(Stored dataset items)
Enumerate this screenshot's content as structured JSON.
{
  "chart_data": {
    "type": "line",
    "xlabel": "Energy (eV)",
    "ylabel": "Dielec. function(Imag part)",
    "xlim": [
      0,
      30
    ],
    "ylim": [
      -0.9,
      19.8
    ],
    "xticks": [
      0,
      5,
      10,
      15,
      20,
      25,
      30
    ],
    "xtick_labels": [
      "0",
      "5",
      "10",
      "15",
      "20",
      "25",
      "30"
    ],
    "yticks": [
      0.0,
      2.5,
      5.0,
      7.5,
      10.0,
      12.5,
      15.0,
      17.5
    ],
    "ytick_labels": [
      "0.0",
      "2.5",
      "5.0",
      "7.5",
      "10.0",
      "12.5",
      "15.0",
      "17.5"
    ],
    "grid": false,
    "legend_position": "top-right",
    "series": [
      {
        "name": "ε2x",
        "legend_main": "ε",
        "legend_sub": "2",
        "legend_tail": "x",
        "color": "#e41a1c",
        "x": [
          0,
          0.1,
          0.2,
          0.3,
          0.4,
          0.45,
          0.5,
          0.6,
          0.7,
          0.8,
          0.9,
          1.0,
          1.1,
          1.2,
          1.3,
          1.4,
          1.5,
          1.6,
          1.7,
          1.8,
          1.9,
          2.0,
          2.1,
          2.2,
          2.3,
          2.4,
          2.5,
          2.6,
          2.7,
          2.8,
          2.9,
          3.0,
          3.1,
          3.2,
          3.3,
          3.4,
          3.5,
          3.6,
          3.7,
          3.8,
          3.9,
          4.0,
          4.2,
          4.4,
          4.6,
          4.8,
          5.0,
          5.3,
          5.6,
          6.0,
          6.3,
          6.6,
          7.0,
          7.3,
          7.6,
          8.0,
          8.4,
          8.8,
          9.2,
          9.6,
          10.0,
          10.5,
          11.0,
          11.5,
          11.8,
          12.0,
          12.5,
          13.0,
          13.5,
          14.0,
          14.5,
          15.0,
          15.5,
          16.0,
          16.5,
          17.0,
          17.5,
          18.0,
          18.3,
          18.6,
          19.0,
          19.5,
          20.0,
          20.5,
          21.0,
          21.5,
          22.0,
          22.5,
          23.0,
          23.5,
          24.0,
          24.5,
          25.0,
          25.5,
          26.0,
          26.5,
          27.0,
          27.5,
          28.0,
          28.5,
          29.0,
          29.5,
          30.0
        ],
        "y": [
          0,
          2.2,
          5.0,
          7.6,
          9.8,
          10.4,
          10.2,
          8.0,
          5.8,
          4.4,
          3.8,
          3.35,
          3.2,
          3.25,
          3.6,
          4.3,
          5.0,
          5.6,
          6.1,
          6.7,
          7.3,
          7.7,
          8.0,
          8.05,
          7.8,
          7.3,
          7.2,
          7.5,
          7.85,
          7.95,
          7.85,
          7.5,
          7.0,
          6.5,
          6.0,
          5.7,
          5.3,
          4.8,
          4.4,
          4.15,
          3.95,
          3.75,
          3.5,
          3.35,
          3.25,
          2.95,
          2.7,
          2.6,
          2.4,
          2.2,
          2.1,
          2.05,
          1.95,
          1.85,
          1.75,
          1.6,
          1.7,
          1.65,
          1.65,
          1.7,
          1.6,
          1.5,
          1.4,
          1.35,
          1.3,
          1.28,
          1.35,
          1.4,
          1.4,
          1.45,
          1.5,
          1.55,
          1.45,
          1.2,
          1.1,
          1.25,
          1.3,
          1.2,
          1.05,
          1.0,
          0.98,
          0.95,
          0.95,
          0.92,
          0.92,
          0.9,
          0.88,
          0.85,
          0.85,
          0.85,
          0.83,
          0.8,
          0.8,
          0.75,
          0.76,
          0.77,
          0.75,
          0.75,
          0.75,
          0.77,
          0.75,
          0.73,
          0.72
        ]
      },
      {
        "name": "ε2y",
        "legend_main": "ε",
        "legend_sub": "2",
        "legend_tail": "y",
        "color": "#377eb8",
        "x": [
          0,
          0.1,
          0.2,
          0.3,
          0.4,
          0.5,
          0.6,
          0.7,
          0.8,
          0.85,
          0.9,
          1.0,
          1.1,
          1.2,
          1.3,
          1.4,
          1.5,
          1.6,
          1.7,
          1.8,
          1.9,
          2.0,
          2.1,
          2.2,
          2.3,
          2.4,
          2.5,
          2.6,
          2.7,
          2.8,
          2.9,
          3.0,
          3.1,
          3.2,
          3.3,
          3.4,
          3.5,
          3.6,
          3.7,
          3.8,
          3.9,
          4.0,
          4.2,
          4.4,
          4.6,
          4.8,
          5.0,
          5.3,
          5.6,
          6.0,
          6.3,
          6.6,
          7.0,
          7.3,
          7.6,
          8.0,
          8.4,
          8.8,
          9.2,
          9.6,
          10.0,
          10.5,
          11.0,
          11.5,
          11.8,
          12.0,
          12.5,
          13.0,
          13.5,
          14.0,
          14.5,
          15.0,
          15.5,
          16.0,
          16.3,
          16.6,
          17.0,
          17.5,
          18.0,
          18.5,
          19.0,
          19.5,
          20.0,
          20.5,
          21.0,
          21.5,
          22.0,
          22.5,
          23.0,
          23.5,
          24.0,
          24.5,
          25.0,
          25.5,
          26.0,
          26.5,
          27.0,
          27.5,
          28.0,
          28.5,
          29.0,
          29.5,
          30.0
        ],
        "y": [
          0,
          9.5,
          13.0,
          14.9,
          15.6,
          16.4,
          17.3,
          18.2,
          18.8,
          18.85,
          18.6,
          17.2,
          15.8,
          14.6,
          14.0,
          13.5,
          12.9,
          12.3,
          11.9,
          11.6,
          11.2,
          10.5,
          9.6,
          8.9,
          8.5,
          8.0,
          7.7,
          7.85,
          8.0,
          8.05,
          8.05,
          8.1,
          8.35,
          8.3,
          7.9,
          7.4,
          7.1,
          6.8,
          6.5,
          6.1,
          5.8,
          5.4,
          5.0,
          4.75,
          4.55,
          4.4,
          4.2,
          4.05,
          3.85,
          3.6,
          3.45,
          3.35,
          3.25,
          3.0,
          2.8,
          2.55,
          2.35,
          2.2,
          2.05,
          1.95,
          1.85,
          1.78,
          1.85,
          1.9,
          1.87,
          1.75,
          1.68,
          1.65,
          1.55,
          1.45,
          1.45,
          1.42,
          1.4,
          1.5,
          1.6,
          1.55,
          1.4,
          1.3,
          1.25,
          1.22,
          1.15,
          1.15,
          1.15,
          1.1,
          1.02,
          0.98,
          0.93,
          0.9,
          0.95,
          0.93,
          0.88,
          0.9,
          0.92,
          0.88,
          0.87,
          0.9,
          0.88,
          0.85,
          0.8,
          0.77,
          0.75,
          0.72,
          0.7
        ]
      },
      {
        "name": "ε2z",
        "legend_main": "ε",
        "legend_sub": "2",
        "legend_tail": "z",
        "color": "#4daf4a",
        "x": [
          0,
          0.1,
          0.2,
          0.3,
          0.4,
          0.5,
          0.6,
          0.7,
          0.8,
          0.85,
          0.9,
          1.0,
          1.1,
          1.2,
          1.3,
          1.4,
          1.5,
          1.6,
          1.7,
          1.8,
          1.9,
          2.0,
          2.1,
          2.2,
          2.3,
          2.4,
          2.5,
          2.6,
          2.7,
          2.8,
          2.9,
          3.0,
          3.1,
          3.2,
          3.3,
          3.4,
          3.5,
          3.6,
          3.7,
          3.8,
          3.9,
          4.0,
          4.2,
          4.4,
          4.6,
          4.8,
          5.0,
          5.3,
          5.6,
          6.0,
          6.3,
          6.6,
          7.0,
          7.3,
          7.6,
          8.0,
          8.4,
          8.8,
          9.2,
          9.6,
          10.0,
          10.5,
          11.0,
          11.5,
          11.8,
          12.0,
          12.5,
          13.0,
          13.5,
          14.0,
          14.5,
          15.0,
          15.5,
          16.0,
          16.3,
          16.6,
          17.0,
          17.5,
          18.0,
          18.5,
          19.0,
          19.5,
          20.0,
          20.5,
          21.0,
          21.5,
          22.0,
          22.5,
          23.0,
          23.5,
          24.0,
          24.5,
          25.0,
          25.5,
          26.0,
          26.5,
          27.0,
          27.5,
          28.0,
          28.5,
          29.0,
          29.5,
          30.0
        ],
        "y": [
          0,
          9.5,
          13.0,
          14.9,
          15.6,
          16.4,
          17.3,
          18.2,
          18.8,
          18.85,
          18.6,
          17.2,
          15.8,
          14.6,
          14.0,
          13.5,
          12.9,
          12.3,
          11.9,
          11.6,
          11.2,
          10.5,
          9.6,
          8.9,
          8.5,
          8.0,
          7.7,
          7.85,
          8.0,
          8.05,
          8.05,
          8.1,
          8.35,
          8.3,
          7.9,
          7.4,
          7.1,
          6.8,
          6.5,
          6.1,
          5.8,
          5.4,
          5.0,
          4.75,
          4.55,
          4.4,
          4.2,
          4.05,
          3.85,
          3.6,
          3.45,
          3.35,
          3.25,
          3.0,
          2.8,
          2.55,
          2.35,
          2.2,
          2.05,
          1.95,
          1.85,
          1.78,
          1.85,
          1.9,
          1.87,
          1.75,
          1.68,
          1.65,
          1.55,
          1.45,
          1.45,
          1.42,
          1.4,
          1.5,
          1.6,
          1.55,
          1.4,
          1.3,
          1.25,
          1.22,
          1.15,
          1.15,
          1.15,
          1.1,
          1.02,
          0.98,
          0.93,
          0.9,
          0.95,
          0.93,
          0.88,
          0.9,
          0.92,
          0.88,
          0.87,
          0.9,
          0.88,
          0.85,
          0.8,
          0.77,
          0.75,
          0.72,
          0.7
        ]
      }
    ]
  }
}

• Exercise prompt:
Of the lines in this material, state how many hold the string "color". Write no other words.

• Correct result:
3